Figure dataset records
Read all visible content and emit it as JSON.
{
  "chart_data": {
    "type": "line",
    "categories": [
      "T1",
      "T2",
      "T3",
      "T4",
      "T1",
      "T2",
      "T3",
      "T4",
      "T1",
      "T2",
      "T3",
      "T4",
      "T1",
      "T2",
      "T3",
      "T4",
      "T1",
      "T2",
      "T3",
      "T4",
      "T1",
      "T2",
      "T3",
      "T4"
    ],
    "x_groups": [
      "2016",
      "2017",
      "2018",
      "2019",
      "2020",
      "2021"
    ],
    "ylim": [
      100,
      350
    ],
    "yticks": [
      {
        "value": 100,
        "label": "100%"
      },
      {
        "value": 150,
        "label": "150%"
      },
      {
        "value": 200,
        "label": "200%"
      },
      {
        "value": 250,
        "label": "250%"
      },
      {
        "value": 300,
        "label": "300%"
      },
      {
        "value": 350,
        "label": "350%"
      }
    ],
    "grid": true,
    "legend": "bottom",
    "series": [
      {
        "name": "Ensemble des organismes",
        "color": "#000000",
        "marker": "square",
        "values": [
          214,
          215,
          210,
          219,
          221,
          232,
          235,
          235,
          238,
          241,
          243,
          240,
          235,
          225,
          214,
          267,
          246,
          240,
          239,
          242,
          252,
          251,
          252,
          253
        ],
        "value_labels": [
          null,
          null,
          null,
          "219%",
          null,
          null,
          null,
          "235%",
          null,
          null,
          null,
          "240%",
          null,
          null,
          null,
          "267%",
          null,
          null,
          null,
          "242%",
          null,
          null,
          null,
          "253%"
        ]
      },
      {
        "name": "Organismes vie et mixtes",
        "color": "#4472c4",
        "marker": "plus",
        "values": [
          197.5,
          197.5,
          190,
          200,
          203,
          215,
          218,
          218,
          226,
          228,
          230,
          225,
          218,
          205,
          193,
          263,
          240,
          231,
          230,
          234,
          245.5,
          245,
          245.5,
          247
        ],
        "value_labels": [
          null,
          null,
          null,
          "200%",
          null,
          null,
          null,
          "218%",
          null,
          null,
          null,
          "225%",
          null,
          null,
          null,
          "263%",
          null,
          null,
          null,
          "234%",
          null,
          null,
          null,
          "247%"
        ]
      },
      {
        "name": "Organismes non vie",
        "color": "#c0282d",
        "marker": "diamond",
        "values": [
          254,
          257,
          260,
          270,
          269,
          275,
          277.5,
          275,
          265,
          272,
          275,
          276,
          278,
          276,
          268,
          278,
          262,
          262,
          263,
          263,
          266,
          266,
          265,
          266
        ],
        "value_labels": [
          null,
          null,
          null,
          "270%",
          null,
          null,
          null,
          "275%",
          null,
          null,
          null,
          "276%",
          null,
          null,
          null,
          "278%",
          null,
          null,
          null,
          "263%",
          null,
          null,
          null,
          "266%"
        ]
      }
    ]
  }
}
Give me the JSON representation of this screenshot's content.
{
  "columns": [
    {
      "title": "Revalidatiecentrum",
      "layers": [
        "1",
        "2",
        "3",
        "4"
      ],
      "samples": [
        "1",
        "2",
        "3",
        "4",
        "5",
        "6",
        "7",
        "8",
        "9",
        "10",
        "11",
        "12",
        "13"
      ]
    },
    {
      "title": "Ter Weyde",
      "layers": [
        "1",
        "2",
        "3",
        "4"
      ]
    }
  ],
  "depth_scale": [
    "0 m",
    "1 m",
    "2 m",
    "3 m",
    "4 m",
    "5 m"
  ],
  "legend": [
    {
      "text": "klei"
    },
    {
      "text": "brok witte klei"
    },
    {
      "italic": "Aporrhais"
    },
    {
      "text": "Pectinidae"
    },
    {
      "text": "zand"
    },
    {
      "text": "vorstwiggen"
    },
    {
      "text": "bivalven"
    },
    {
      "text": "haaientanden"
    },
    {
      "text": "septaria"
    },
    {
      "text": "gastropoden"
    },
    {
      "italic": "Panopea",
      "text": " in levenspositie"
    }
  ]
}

> _EXERCISE DETAILS_: Count every line in the data where the string "name" occurs. Give nothing except the number.

> _OUTPUT BELOW_: 3